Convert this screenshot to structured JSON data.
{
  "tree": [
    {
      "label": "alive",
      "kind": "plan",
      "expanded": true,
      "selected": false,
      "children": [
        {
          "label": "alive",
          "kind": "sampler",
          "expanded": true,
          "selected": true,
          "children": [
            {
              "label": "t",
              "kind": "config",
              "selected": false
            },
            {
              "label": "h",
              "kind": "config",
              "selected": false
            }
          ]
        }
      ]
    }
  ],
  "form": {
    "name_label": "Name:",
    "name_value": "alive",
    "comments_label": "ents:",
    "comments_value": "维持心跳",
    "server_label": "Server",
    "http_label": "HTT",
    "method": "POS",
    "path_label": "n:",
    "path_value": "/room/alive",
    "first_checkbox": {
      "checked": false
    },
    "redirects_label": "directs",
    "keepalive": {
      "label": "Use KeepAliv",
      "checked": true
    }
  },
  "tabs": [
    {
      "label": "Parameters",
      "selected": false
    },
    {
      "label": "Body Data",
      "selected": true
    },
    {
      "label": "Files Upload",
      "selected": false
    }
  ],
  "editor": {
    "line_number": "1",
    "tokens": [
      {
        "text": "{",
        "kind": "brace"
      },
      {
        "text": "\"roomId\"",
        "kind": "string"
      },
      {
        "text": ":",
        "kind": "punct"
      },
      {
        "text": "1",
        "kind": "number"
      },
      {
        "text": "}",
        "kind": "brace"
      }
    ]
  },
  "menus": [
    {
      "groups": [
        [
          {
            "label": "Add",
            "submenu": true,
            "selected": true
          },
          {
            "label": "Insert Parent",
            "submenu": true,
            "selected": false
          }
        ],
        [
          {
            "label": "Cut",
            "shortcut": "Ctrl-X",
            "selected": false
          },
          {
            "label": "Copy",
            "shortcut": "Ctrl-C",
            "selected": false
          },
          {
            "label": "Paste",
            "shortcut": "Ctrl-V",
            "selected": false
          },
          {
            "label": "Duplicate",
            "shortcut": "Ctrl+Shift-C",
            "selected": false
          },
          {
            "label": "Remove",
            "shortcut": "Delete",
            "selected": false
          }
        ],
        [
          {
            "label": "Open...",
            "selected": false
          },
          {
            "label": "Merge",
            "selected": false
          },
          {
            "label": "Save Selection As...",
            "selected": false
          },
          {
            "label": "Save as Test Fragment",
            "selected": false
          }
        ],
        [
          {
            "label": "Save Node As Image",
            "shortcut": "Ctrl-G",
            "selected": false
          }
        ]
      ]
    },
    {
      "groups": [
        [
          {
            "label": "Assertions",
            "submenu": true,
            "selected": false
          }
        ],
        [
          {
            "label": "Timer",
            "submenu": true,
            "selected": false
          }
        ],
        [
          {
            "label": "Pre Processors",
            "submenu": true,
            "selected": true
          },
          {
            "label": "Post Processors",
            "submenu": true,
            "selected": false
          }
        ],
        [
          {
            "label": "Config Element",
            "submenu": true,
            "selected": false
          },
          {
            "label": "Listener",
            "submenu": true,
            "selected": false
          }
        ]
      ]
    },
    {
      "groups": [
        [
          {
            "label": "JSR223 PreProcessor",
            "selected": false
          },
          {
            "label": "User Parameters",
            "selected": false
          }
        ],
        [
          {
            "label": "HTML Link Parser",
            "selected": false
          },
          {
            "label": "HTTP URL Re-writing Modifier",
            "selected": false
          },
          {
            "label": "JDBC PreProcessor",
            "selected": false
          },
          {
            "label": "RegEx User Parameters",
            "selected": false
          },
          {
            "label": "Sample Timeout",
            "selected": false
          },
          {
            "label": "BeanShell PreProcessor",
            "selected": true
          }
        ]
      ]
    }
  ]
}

:::::

_TASK GOAL_
Give the number of lines in the listing above that contain "User", and nothing else.

_REPLY TO THE EXERCISE_
2